What is asked: Select all lines holding the word "more" from the entries that follow.

********************

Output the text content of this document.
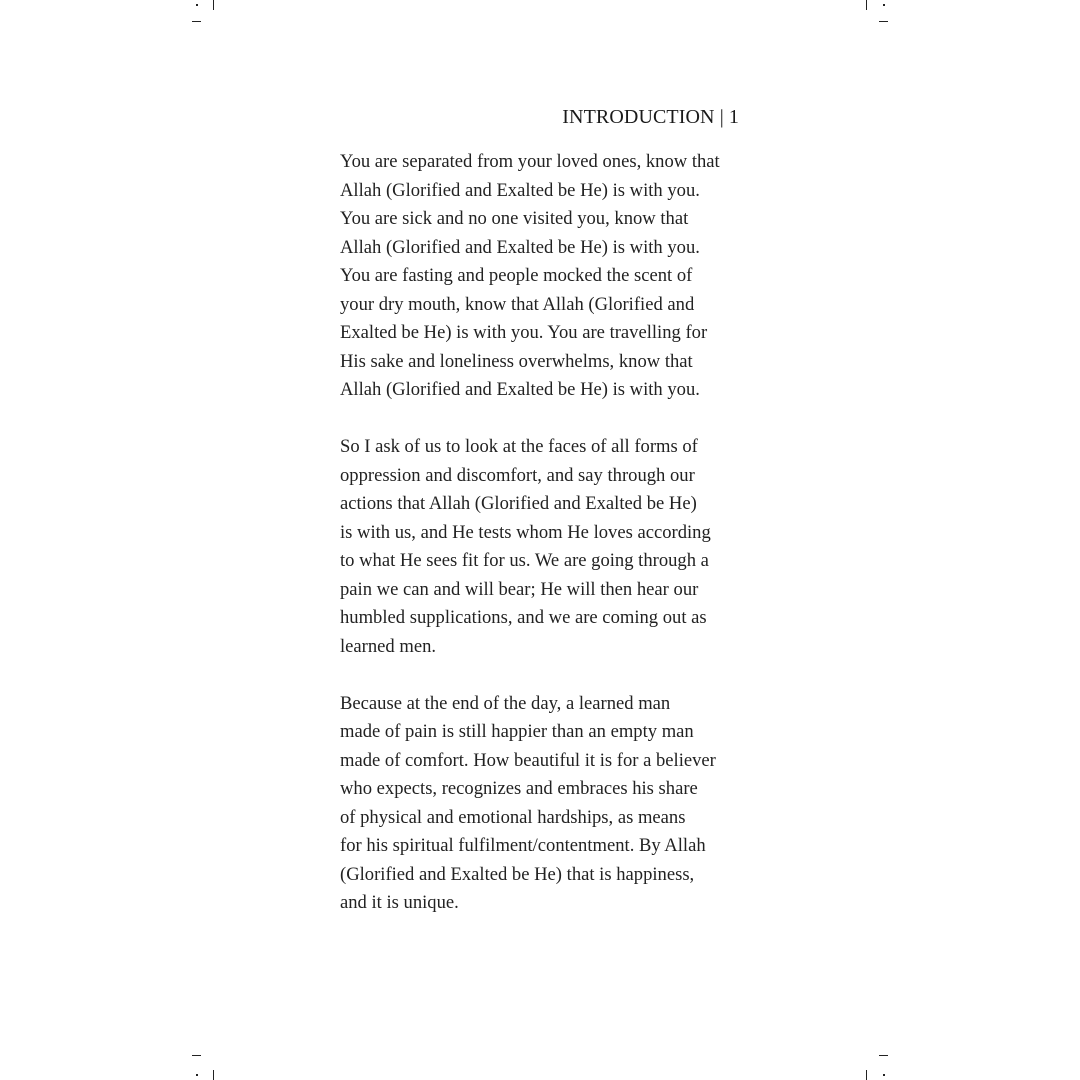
INTRODUCTION | 1
You are separated from your loved ones, know that
Allah (Glorified and Exalted be He) is with you.
You are sick and no one visited you, know that
Allah (Glorified and Exalted be He) is with you.
You are fasting and people mocked the scent of
your dry mouth, know that Allah (Glorified and
Exalted be He) is with you. You are travelling for
His sake and loneliness overwhelms, know that
Allah (Glorified and Exalted be He) is with you.
So I ask of us to look at the faces of all forms of
oppression and discomfort, and say through our
actions that Allah (Glorified and Exalted be He)
is with us, and He tests whom He loves according
to what He sees fit for us. We are going through a
pain we can and will bear; He will then hear our
humbled supplications, and we are coming out as
learned men.
Because at the end of the day, a learned man
made of pain is still happier than an empty man
made of comfort. How beautiful it is for a believer
who expects, recognizes and embraces his share
of physical and emotional hardships, as means
for his spiritual fulfilment/contentment. By Allah
(Glorified and Exalted be He) that is happiness,
and it is unique.
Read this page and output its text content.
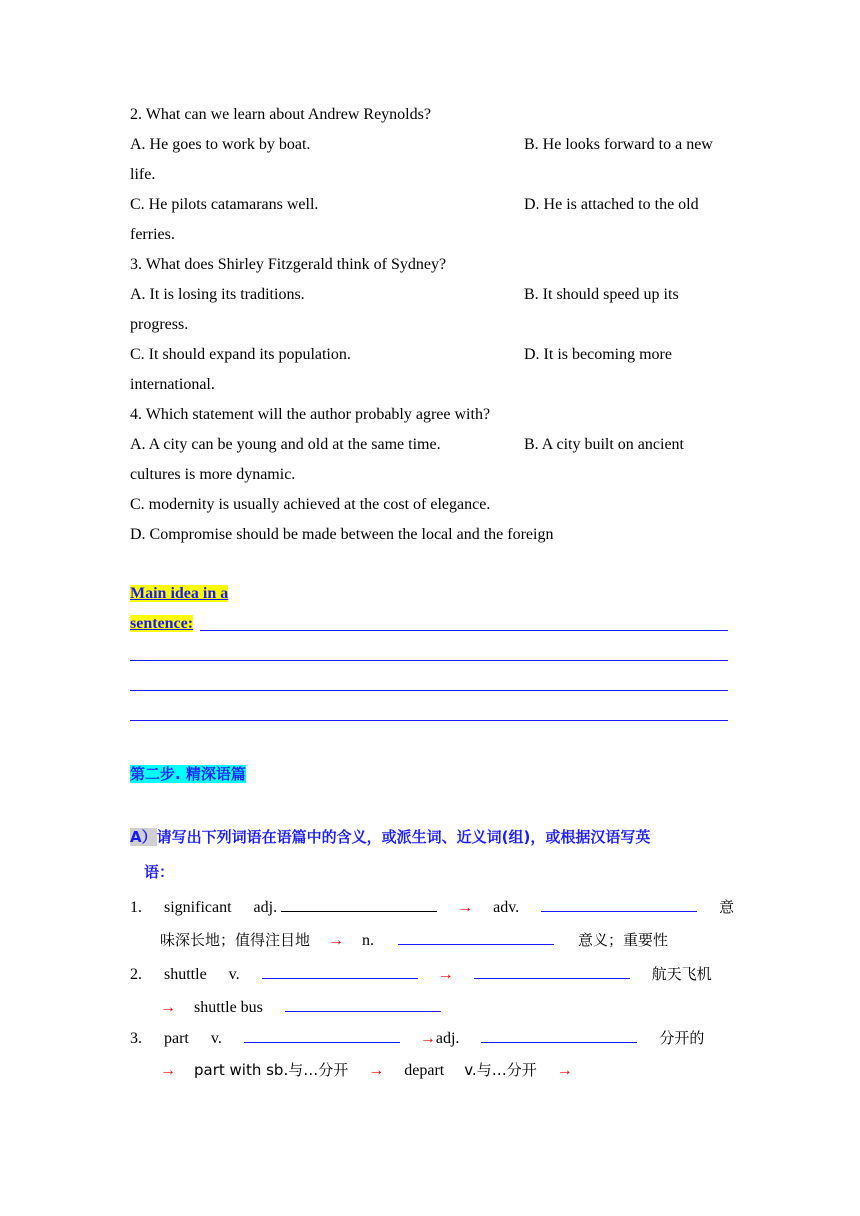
2. What can we learn about Andrew Reynolds?
A. He goes to work by boat.	B. He looks forward to a new
life.
C. He pilots catamarans well.	D. He is attached to the old
ferries.
3. What does Shirley Fitzgerald think of Sydney?
A. It is losing its traditions.	B. It should speed up its
progress.
C. It should expand its population.	D. It is becoming more
international.
4. Which statement will the author probably agree with?
A. A city can be young and old at the same time.	B. A city built on ancient
cultures is more dynamic.
C. modernity is usually achieved at the cost of elegance.
D. Compromise should be made between the local and the foreign
Main idea in a
sentence:
第二步. 精深语篇
A）请写出下列词语在语篇中的含义，或派生词、近义词(组)，或根据汉语写英
语：
1. significant adj.	→ adv.	意
味深长地；值得注目地 → n.	意义；重要性
2. shuttle v.	→	航天飞机
→ shuttle bus
3. part v.	→adj.	分开的
→ part with sb.与…分开 → depart v.与…分开 →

********************

Response:
C. It should expand its population.	D. It is becoming more
cultures is more dynamic.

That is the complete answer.